→ Items from a dataset:

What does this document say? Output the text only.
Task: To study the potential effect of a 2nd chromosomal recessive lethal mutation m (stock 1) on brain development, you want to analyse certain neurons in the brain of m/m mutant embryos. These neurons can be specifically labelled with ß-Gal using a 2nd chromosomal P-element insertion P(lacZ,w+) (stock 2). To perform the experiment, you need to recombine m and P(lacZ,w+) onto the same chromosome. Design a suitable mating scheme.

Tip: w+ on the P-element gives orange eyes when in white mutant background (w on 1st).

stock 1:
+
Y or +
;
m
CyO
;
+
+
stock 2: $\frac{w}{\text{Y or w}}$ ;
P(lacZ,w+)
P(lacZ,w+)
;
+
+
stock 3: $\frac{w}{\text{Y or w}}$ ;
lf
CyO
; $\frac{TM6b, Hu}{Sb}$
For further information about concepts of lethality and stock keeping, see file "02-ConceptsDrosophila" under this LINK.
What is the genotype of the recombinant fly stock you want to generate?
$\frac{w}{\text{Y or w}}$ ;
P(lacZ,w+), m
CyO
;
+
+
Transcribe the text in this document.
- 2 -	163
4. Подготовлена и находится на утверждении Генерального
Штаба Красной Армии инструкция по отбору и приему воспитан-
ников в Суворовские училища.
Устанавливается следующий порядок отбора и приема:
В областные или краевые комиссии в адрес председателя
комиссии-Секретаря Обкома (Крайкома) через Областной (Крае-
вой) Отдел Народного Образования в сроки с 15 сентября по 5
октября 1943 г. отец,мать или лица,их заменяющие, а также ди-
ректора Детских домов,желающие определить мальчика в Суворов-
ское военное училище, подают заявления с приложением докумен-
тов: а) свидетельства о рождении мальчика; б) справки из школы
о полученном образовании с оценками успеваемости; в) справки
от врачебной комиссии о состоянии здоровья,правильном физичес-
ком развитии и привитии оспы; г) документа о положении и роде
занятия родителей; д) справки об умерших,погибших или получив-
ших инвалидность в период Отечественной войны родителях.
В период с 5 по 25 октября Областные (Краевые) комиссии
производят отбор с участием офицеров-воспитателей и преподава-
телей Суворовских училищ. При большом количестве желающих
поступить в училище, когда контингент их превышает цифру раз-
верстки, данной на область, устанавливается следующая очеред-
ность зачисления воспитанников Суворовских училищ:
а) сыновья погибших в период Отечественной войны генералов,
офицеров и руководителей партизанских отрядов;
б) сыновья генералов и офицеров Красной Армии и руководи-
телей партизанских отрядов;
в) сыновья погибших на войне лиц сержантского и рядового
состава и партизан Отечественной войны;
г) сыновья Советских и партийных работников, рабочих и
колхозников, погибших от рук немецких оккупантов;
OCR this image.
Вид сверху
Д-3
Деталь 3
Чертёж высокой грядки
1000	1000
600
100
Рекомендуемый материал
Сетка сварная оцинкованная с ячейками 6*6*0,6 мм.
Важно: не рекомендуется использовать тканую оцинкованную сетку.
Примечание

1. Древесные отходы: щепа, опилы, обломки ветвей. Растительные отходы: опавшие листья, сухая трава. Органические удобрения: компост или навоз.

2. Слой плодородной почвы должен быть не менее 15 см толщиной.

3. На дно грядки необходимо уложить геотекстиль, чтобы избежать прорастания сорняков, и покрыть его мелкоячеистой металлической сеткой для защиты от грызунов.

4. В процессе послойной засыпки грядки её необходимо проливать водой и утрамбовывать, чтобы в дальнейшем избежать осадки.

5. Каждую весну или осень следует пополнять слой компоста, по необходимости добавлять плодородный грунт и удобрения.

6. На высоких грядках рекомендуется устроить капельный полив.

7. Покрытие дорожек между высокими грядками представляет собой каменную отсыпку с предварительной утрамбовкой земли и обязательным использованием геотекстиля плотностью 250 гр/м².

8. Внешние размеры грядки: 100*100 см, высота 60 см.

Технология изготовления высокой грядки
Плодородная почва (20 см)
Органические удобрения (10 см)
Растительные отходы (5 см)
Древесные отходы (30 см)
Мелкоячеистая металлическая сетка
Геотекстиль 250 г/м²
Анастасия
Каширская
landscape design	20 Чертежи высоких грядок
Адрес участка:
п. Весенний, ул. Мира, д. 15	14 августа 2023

→ Exercise objective:
In the entries above, identify each line that includes the string "офицеров", then copy it.

→ Expected output:
производят отбор с участием офицеров-воспитателей и преподава-
офицеров и руководителей партизанских отрядов;
б) сыновья генералов и офицеров Красной Армии и руководи-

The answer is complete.